Pull out every line with the word "page" from the entries below.
start MATERIAL FOR THIS EXERCISE
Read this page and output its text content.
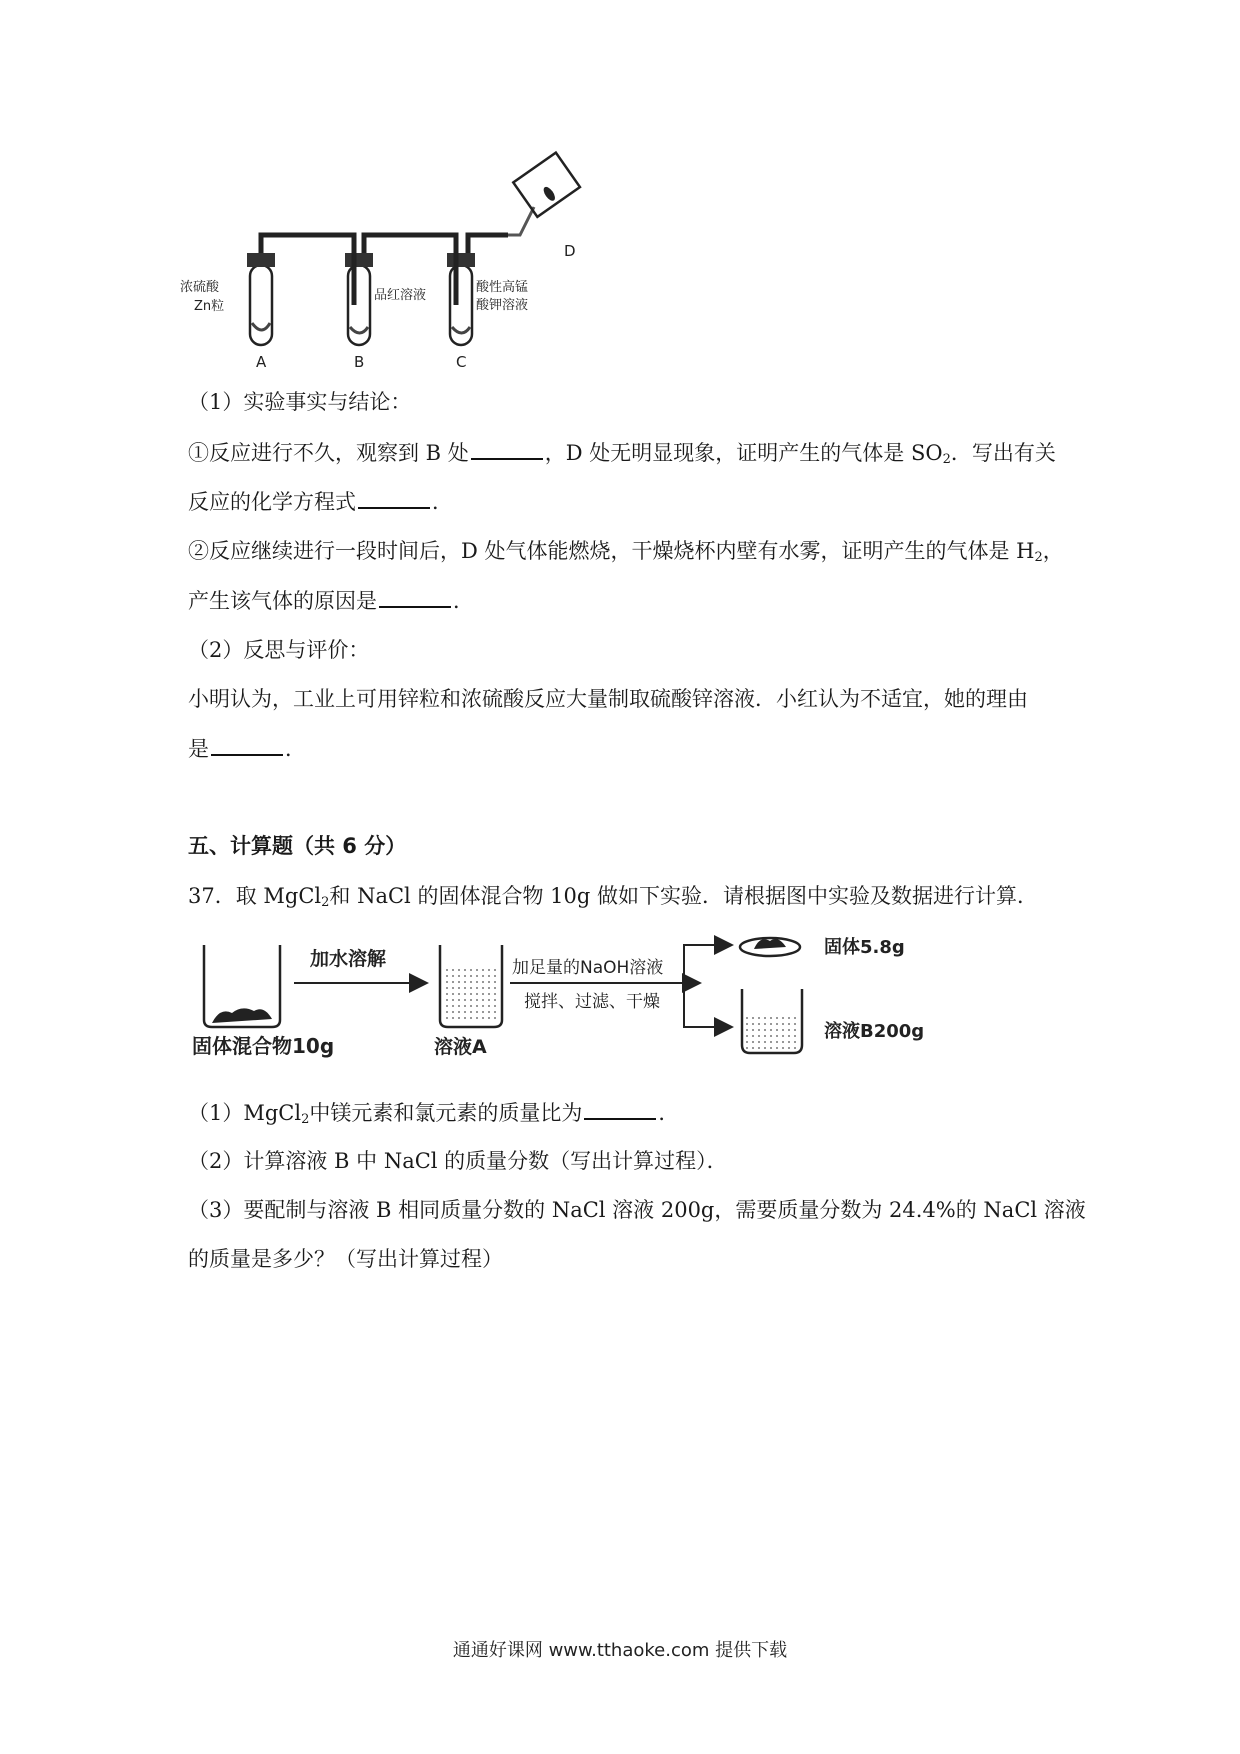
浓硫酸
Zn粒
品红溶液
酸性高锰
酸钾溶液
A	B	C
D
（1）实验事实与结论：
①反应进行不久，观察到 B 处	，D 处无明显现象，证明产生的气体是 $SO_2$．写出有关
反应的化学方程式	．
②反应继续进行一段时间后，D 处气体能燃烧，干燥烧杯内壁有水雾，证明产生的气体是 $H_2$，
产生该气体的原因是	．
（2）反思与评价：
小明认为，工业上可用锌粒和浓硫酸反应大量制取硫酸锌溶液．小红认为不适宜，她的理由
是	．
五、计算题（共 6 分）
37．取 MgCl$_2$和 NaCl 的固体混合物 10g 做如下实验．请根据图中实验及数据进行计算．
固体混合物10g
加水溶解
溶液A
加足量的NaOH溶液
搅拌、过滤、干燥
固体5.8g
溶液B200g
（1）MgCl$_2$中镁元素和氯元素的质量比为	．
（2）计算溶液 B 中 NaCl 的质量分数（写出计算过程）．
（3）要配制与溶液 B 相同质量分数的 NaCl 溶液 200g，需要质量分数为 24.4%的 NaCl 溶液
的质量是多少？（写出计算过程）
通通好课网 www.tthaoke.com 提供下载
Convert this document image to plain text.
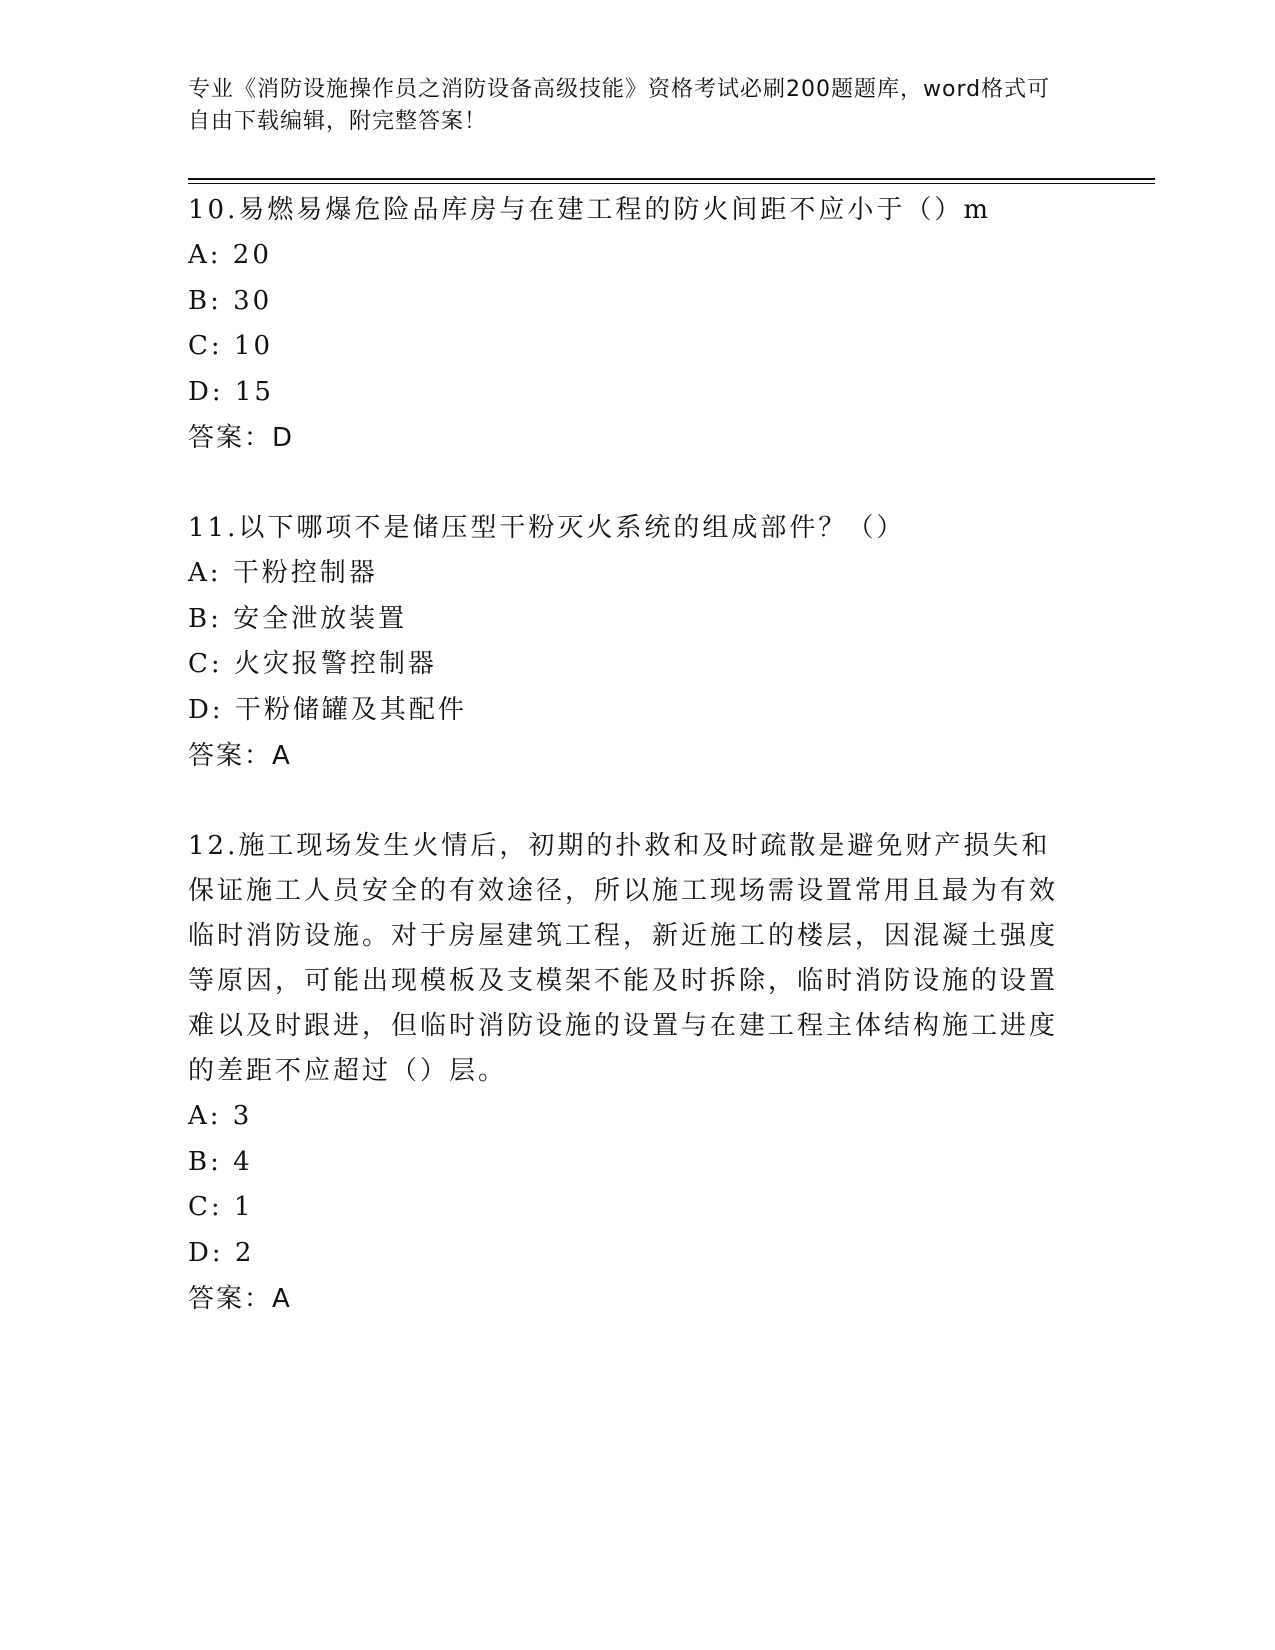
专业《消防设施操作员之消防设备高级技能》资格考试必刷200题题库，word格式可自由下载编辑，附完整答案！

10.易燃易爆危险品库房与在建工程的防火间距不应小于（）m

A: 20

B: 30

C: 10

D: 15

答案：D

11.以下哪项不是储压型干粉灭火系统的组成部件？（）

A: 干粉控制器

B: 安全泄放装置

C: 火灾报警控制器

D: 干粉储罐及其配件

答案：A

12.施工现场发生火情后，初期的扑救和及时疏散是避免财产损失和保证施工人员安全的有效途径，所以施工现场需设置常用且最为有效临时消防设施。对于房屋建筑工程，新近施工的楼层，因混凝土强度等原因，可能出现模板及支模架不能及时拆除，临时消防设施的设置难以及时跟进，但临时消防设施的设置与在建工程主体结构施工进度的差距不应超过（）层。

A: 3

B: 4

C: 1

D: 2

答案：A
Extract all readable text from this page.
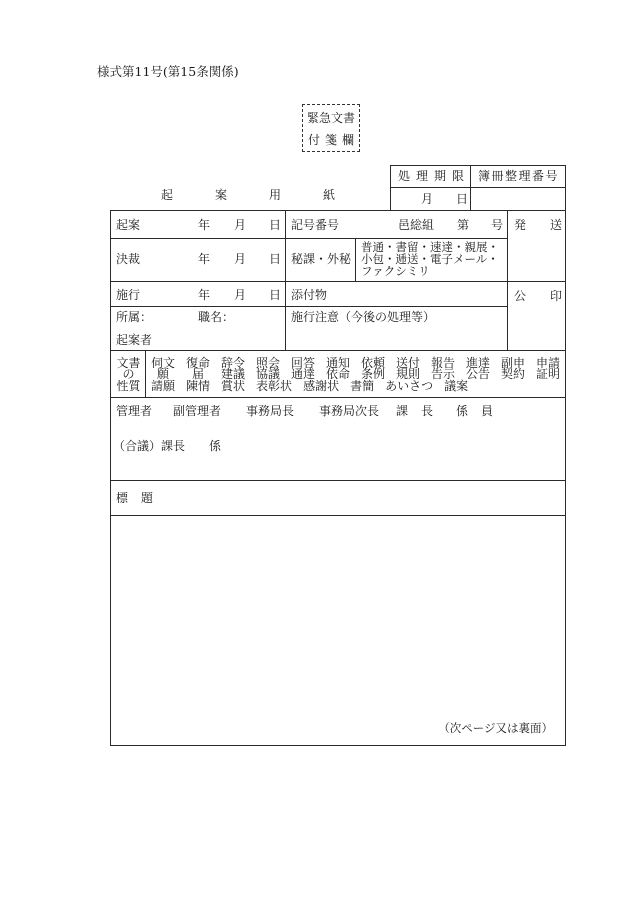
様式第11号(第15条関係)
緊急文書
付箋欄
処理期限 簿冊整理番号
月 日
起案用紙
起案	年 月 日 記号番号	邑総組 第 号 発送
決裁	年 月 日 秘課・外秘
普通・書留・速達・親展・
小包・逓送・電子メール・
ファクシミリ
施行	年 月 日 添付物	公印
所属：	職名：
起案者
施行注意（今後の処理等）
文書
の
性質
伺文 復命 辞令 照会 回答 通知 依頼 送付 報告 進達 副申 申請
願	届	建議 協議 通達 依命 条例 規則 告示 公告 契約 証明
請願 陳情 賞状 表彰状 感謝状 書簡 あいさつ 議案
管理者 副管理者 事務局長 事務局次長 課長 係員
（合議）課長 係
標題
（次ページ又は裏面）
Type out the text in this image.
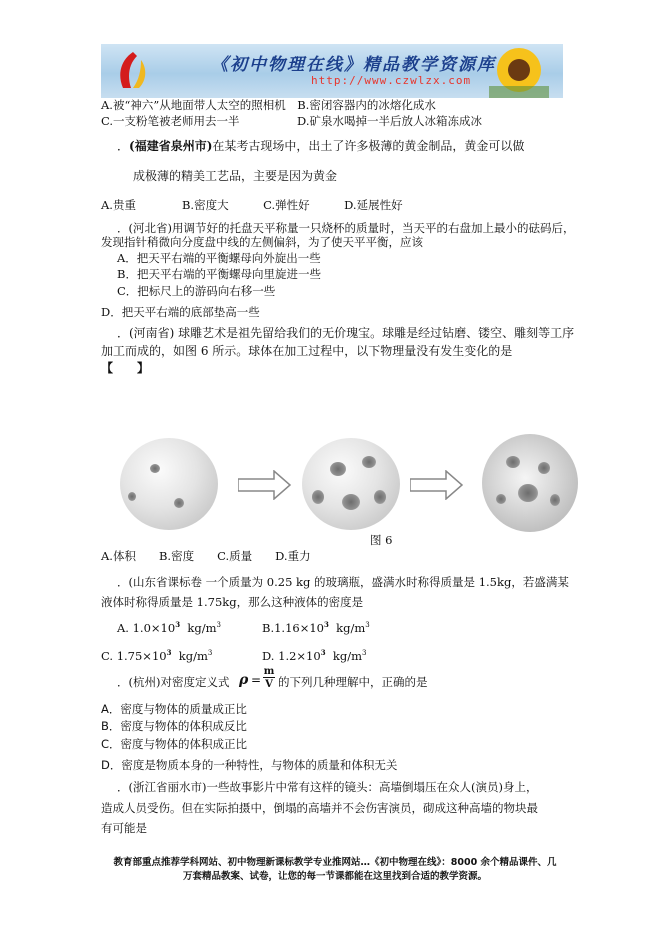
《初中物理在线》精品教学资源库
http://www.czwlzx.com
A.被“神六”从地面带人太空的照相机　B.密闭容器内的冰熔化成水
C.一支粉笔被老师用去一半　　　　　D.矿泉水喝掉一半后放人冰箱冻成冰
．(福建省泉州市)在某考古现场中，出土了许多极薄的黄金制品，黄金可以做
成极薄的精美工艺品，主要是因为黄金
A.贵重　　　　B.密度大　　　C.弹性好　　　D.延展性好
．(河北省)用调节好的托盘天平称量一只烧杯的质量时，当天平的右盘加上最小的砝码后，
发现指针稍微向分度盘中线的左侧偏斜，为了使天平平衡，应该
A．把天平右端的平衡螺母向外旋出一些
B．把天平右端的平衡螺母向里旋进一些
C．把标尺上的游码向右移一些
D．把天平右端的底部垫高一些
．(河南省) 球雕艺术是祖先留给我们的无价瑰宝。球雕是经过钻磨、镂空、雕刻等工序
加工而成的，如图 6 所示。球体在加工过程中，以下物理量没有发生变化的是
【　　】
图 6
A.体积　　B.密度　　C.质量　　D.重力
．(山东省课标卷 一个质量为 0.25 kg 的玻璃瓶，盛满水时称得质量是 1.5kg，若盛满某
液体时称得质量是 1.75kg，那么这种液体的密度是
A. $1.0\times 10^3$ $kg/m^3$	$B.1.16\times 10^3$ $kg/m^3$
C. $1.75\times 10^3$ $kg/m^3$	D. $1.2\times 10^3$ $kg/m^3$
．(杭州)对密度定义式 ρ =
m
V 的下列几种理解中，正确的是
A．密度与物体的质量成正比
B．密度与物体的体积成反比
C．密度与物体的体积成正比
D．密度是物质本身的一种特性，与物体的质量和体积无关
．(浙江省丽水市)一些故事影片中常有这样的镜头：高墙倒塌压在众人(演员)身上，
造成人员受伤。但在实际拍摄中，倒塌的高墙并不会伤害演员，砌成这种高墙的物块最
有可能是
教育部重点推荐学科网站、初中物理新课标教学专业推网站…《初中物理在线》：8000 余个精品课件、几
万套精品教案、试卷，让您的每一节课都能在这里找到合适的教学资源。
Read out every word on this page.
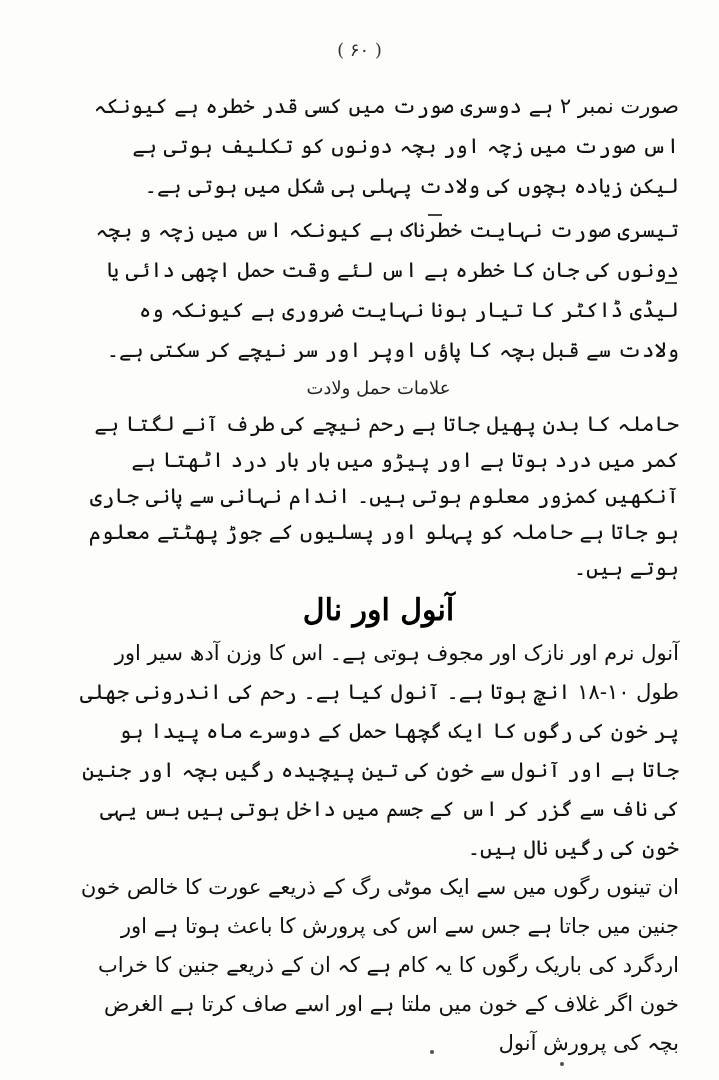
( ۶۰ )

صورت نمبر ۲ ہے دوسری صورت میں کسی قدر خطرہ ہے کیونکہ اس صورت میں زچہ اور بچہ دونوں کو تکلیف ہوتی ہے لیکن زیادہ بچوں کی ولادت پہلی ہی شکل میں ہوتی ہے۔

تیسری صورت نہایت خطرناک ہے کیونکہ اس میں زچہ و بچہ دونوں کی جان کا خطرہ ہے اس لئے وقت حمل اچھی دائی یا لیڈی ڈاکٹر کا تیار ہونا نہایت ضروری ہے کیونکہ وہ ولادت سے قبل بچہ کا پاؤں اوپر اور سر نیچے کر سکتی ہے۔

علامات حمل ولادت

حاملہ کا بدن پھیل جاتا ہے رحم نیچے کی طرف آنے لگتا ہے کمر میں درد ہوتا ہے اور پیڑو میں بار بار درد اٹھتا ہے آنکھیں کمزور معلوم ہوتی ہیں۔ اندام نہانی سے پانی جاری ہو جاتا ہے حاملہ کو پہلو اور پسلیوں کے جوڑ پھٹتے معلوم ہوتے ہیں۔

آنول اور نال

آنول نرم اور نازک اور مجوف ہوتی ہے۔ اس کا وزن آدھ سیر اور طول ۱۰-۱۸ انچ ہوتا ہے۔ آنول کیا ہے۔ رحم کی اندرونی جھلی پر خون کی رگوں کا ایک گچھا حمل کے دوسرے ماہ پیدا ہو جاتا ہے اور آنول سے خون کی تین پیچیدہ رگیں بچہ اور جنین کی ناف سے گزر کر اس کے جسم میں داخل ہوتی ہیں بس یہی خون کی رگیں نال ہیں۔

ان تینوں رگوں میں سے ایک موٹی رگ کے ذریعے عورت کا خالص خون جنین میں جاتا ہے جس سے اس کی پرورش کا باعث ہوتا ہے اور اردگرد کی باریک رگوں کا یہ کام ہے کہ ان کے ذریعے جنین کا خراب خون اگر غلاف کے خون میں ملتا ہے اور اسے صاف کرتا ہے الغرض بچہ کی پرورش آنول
end MATERIAL FOR THIS EXERCISE
§ **CORRECT OUTPUT**:
Read this page and output its text content.
Extract all readable text from this page.
Read out every word on this page.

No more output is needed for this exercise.